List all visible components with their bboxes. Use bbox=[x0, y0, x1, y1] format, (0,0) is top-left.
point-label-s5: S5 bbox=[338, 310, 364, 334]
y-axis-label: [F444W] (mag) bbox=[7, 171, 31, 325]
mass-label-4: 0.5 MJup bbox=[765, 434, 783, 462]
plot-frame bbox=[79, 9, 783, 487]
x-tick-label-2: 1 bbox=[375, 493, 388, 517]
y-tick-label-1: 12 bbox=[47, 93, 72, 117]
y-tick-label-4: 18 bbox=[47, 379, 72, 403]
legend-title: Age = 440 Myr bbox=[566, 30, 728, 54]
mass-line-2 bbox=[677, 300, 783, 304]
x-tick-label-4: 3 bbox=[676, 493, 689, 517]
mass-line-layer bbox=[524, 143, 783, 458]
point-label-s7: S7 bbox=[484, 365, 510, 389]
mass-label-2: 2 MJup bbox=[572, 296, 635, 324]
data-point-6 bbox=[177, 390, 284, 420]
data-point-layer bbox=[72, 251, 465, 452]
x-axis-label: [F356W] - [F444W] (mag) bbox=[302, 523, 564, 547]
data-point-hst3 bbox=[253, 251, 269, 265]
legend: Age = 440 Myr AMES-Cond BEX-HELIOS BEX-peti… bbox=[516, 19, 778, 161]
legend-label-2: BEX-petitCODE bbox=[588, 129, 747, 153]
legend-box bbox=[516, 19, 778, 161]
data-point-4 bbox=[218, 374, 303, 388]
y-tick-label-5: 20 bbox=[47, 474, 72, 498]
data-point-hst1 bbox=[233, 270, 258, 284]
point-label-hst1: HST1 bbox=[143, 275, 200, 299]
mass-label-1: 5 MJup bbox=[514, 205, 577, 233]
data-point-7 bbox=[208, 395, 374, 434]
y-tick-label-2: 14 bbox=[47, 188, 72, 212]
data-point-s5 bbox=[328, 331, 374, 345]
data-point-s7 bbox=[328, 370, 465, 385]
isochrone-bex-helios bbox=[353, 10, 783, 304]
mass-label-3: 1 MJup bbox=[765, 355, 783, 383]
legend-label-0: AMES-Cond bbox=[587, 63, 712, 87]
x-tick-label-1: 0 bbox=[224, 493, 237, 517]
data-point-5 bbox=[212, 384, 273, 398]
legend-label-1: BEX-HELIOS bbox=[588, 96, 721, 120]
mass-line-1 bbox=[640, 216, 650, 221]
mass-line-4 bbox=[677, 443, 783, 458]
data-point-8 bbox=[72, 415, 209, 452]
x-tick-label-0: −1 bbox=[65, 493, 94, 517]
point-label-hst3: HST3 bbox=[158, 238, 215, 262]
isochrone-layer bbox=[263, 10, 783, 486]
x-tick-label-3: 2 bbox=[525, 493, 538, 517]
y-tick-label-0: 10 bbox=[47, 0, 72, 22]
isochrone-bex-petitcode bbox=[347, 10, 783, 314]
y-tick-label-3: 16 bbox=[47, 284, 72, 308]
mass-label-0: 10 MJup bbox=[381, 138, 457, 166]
::::
__Stated problem__:
Change every "mass-label" in the data above to "mass-text" and give all the lines again, with nothing else altered.

__Written solution__:
List all visible components with their bboxes. Use bbox=[x0, y0, x1, y1] format, (0,0) is top-left.
point-label-s5: S5 bbox=[338, 310, 364, 334]
y-axis-label: [F444W] (mag) bbox=[7, 171, 31, 325]
mass-text-4: 0.5 MJup bbox=[765, 434, 783, 462]
plot-frame bbox=[79, 9, 783, 487]
x-tick-label-2: 1 bbox=[375, 493, 388, 517]
y-tick-label-1: 12 bbox=[47, 93, 72, 117]
y-tick-label-4: 18 bbox=[47, 379, 72, 403]
legend-title: Age = 440 Myr bbox=[566, 30, 728, 54]
mass-line-2 bbox=[677, 300, 783, 304]
x-tick-label-4: 3 bbox=[676, 493, 689, 517]
mass-line-layer bbox=[524, 143, 783, 458]
point-label-s7: S7 bbox=[484, 365, 510, 389]
mass-text-2: 2 MJup bbox=[572, 296, 635, 324]
data-point-6 bbox=[177, 390, 284, 420]
data-point-layer bbox=[72, 251, 465, 452]
x-axis-label: [F356W] - [F444W] (mag) bbox=[302, 523, 564, 547]
data-point-hst3 bbox=[253, 251, 269, 265]
legend: Age = 440 Myr AMES-Cond BEX-HELIOS BEX-peti… bbox=[516, 19, 778, 161]
legend-label-2: BEX-petitCODE bbox=[588, 129, 747, 153]
legend-box bbox=[516, 19, 778, 161]
data-point-4 bbox=[218, 374, 303, 388]
y-tick-label-5: 20 bbox=[47, 474, 72, 498]
data-point-hst1 bbox=[233, 270, 258, 284]
point-label-hst1: HST1 bbox=[143, 275, 200, 299]
mass-text-1: 5 MJup bbox=[514, 205, 577, 233]
data-point-7 bbox=[208, 395, 374, 434]
y-tick-label-2: 14 bbox=[47, 188, 72, 212]
data-point-s5 bbox=[328, 331, 374, 345]
data-point-s7 bbox=[328, 370, 465, 385]
isochrone-bex-helios bbox=[353, 10, 783, 304]
mass-text-3: 1 MJup bbox=[765, 355, 783, 383]
legend-label-0: AMES-Cond bbox=[587, 63, 712, 87]
x-tick-label-1: 0 bbox=[224, 493, 237, 517]
data-point-5 bbox=[212, 384, 273, 398]
legend-label-1: BEX-HELIOS bbox=[588, 96, 721, 120]
mass-line-1 bbox=[640, 216, 650, 221]
mass-line-4 bbox=[677, 443, 783, 458]
data-point-8 bbox=[72, 415, 209, 452]
x-tick-label-0: −1 bbox=[65, 493, 94, 517]
point-label-hst3: HST3 bbox=[158, 238, 215, 262]
isochrone-layer bbox=[263, 10, 783, 486]
x-tick-label-3: 2 bbox=[525, 493, 538, 517]
y-tick-label-0: 10 bbox=[47, 0, 72, 22]
isochrone-bex-petitcode bbox=[347, 10, 783, 314]
y-tick-label-3: 16 bbox=[47, 284, 72, 308]
mass-text-0: 10 MJup bbox=[381, 138, 457, 166]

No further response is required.